• _Written instruction_: Print every entry, word for word, and skip the images.

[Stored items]
•••••

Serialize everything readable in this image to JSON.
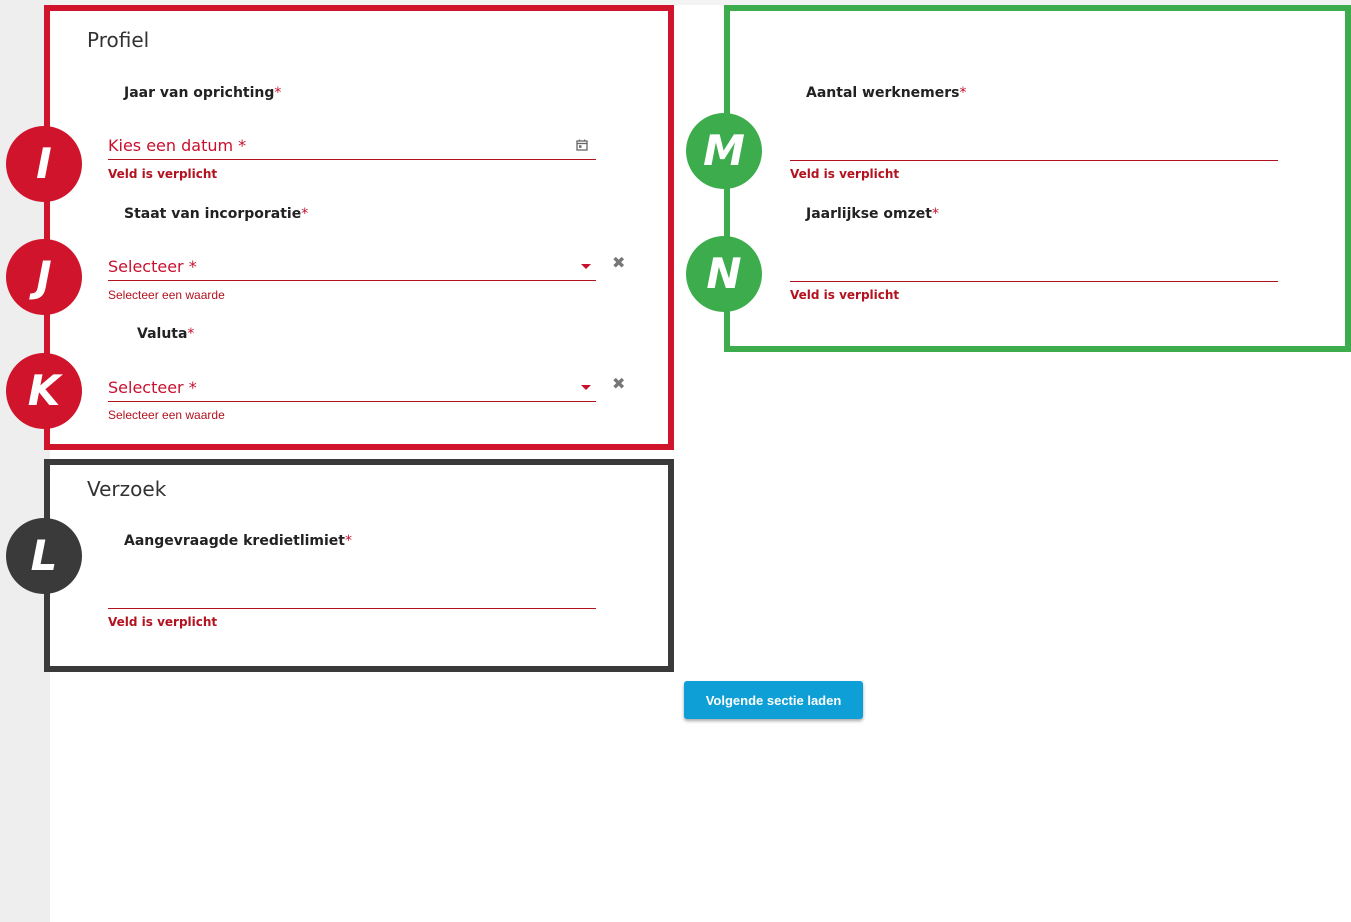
{
  "profiel": {
    "title": "Profiel",
    "founding_year": {
      "label": "Jaar van oprichting",
      "required_mark": "*",
      "placeholder": "Kies een datum",
      "placeholder_required": "*",
      "error": "Veld is verplicht",
      "icon": "calendar-icon"
    },
    "incorporation_state": {
      "label": "Staat van incorporatie",
      "required_mark": "*",
      "placeholder": "Selecteer",
      "placeholder_required": "*",
      "error": "Selecteer een waarde",
      "icons": [
        "dropdown-caret-icon",
        "clear-icon"
      ]
    },
    "currency": {
      "label": "Valuta",
      "required_mark": "*",
      "placeholder": "Selecteer",
      "placeholder_required": "*",
      "error": "Selecteer een waarde",
      "icons": [
        "dropdown-caret-icon",
        "clear-icon"
      ]
    }
  },
  "company": {
    "employees": {
      "label": "Aantal werknemers",
      "required_mark": "*",
      "value": "",
      "error": "Veld is verplicht"
    },
    "revenue": {
      "label": "Jaarlijkse omzet",
      "required_mark": "*",
      "value": "",
      "error": "Veld is verplicht"
    }
  },
  "verzoek": {
    "title": "Verzoek",
    "credit_limit": {
      "label": "Aangevraagde kredietlimiet",
      "required_mark": "*",
      "value": "",
      "error": "Veld is verplicht"
    }
  },
  "markers": {
    "i": "I",
    "j": "J",
    "k": "K",
    "l": "L",
    "m": "M",
    "n": "N"
  },
  "next_button": "Volgende sectie laden",
  "colors": {
    "red_highlight": "#d0142c",
    "green_highlight": "#3cac4c",
    "dark_highlight": "#3a3a3a",
    "error": "#b3121f",
    "button": "#0d9fd6"
  }
}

•••••

• _Task output_:
Serialize everything readable in this image to JSON.
{
  "profiel": {
    "title": "Profiel",
    "founding_year": {
      "label": "Jaar van oprichting",
      "required_mark": "*",
      "placeholder": "Kies een datum",
      "placeholder_required": "*",
      "error": "Veld is verplicht",
      "icon": "calendar-icon"
    },
    "incorporation_state": {
      "label": "Staat van incorporatie",
      "required_mark": "*",
      "placeholder": "Selecteer",
      "placeholder_required": "*",
      "error": "Selecteer een waarde",
      "icons": [
        "dropdown-caret-icon",
        "clear-icon"
      ]
    },
    "currency": {
      "label": "Valuta",
      "required_mark": "*",
      "placeholder": "Selecteer",
      "placeholder_required": "*",
      "error": "Selecteer een waarde",
      "icons": [
        "dropdown-caret-icon",
        "clear-icon"
      ]
    }
  },
  "company": {
    "employees": {
      "label": "Aantal werknemers",
      "required_mark": "*",
      "value": "",
      "error": "Veld is verplicht"
    },
    "revenue": {
      "label": "Jaarlijkse omzet",
      "required_mark": "*",
      "value": "",
      "error": "Veld is verplicht"
    }
  },
  "verzoek": {
    "title": "Verzoek",
    "credit_limit": {
      "label": "Aangevraagde kredietlimiet",
      "required_mark": "*",
      "value": "",
      "error": "Veld is verplicht"
    }
  },
  "markers": {
    "i": "I",
    "j": "J",
    "k": "K",
    "l": "L",
    "m": "M",
    "n": "N"
  },
  "next_button": "Volgende sectie laden",
  "colors": {
    "red_highlight": "#d0142c",
    "green_highlight": "#3cac4c",
    "dark_highlight": "#3a3a3a",
    "error": "#b3121f",
    "button": "#0d9fd6"
  }
}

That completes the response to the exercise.